Work to be completed –
Write the data out again exactly, dropping any images it holds.

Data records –
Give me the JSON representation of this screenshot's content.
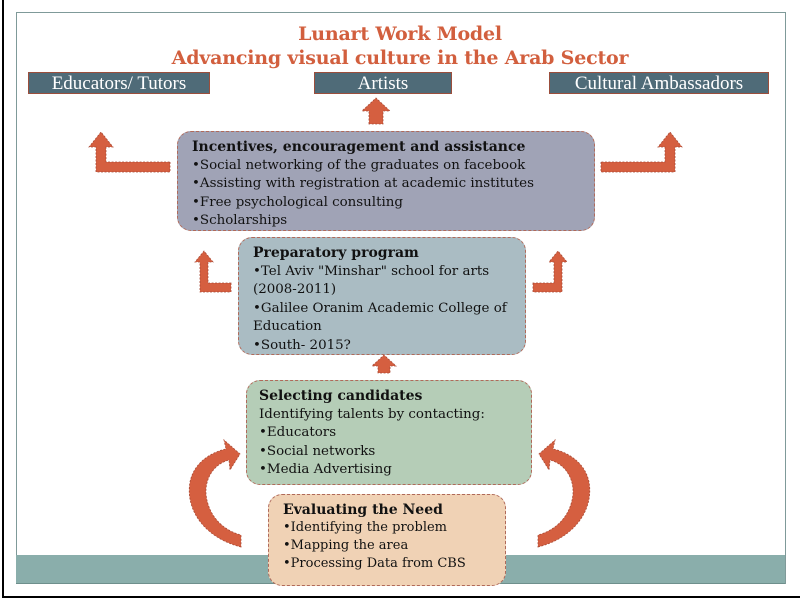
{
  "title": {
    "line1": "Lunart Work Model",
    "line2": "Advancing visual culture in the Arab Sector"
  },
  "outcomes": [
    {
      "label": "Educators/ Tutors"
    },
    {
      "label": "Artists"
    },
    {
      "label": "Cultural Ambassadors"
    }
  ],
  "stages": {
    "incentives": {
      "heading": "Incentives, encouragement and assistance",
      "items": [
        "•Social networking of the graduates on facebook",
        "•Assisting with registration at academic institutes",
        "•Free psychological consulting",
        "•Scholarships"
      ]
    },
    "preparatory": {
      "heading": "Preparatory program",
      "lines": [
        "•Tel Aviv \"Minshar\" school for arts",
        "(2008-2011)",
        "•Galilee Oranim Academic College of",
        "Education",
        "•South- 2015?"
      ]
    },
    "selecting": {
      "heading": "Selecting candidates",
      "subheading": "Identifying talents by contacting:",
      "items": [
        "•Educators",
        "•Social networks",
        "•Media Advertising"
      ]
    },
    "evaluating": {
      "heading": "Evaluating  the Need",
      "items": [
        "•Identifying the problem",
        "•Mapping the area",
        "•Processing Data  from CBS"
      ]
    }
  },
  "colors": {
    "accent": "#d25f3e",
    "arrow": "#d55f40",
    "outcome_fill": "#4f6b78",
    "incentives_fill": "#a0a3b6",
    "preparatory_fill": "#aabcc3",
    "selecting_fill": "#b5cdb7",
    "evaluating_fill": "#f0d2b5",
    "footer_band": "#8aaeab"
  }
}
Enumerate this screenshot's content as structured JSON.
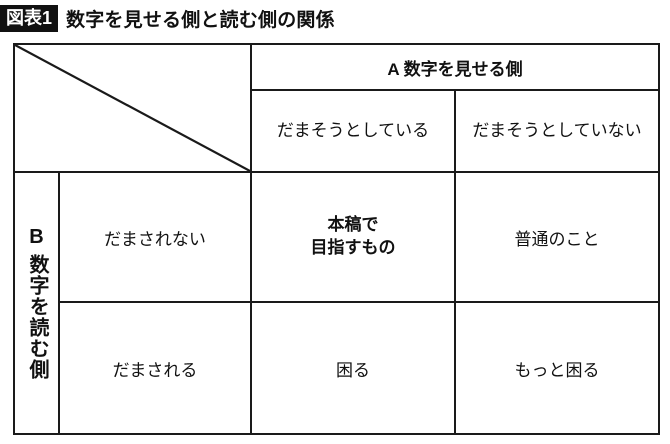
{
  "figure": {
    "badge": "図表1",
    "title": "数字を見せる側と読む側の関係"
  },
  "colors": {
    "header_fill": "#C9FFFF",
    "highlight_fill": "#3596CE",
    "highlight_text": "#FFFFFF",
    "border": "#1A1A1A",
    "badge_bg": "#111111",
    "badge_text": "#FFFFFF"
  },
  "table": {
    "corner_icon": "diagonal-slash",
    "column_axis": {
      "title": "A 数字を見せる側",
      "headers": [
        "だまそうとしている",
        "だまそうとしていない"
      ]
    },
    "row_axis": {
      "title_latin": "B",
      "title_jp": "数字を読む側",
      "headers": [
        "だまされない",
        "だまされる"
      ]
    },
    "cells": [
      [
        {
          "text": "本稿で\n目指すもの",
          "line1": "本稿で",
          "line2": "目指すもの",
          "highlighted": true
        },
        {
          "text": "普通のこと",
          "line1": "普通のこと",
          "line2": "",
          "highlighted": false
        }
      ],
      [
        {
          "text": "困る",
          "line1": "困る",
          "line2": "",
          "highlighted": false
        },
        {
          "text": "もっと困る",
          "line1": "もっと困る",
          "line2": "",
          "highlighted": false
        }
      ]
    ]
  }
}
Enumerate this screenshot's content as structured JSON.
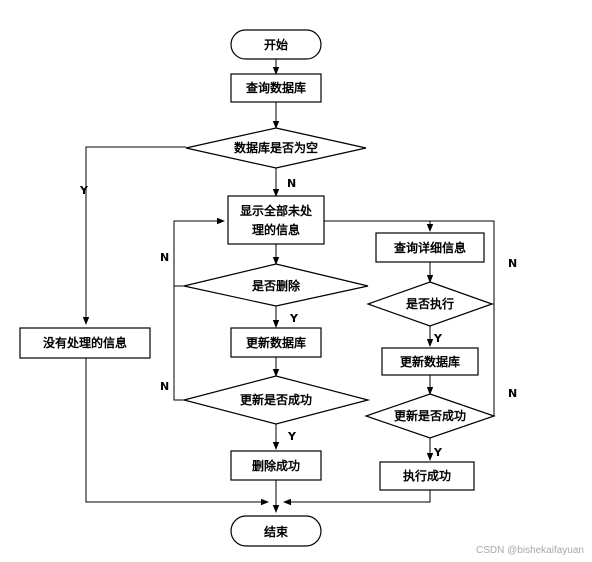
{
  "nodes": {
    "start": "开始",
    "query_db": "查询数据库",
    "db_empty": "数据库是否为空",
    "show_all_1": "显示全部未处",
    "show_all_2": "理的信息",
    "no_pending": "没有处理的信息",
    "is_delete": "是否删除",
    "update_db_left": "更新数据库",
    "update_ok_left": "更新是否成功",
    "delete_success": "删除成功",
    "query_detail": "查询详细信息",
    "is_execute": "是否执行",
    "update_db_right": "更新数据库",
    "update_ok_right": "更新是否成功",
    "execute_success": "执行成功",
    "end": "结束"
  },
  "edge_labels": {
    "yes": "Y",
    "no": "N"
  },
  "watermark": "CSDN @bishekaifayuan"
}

Written solution –
Give me the JSON representation of this screenshot's content.
{
  "title": {
    "line1": "Lunart Work Model",
    "line2": "Advancing visual culture in the Arab Sector"
  },
  "outcomes": [
    {
      "label": "Educators/ Tutors"
    },
    {
      "label": "Artists"
    },
    {
      "label": "Cultural Ambassadors"
    }
  ],
  "stages": {
    "incentives": {
      "heading": "Incentives, encouragement and assistance",
      "items": [
        "•Social networking of the graduates on facebook",
        "•Assisting with registration at academic institutes",
        "•Free psychological consulting",
        "•Scholarships"
      ]
    },
    "preparatory": {
      "heading": "Preparatory program",
      "lines": [
        "•Tel Aviv \"Minshar\" school for arts",
        "(2008-2011)",
        "•Galilee Oranim Academic College of",
        "Education",
        "•South- 2015?"
      ]
    },
    "selecting": {
      "heading": "Selecting candidates",
      "subheading": "Identifying talents by contacting:",
      "items": [
        "•Educators",
        "•Social networks",
        "•Media Advertising"
      ]
    },
    "evaluating": {
      "heading": "Evaluating  the Need",
      "items": [
        "•Identifying the problem",
        "•Mapping the area",
        "•Processing Data  from CBS"
      ]
    }
  },
  "colors": {
    "accent": "#d25f3e",
    "arrow": "#d55f40",
    "outcome_fill": "#4f6b78",
    "incentives_fill": "#a0a3b6",
    "preparatory_fill": "#aabcc3",
    "selecting_fill": "#b5cdb7",
    "evaluating_fill": "#f0d2b5",
    "footer_band": "#8aaeab"
  }
}
Enumerate this screenshot's content as structured JSON.
{
  "figure": {
    "badge": "図表1",
    "title": "数字を見せる側と読む側の関係"
  },
  "colors": {
    "header_fill": "#C9FFFF",
    "highlight_fill": "#3596CE",
    "highlight_text": "#FFFFFF",
    "border": "#1A1A1A",
    "badge_bg": "#111111",
    "badge_text": "#FFFFFF"
  },
  "table": {
    "corner_icon": "diagonal-slash",
    "column_axis": {
      "title": "A 数字を見せる側",
      "headers": [
        "だまそうとしている",
        "だまそうとしていない"
      ]
    },
    "row_axis": {
      "title_latin": "B",
      "title_jp": "数字を読む側",
      "headers": [
        "だまされない",
        "だまされる"
      ]
    },
    "cells": [
      [
        {
          "text": "本稿で\n目指すもの",
          "line1": "本稿で",
          "line2": "目指すもの",
          "highlighted": true
        },
        {
          "text": "普通のこと",
          "line1": "普通のこと",
          "line2": "",
          "highlighted": false
        }
      ],
      [
        {
          "text": "困る",
          "line1": "困る",
          "line2": "",
          "highlighted": false
        },
        {
          "text": "もっと困る",
          "line1": "もっと困る",
          "line2": "",
          "highlighted": false
        }
      ]
    ]
  }
}
Enumerate this screenshot's content as structured JSON.
{
  "nodes": {
    "start": "开始",
    "query_db": "查询数据库",
    "db_empty": "数据库是否为空",
    "show_all_1": "显示全部未处",
    "show_all_2": "理的信息",
    "no_pending": "没有处理的信息",
    "is_delete": "是否删除",
    "update_db_left": "更新数据库",
    "update_ok_left": "更新是否成功",
    "delete_success": "删除成功",
    "query_detail": "查询详细信息",
    "is_execute": "是否执行",
    "update_db_right": "更新数据库",
    "update_ok_right": "更新是否成功",
    "execute_success": "执行成功",
    "end": "结束"
  },
  "edge_labels": {
    "yes": "Y",
    "no": "N"
  },
  "watermark": "CSDN @bishekaifayuan"
}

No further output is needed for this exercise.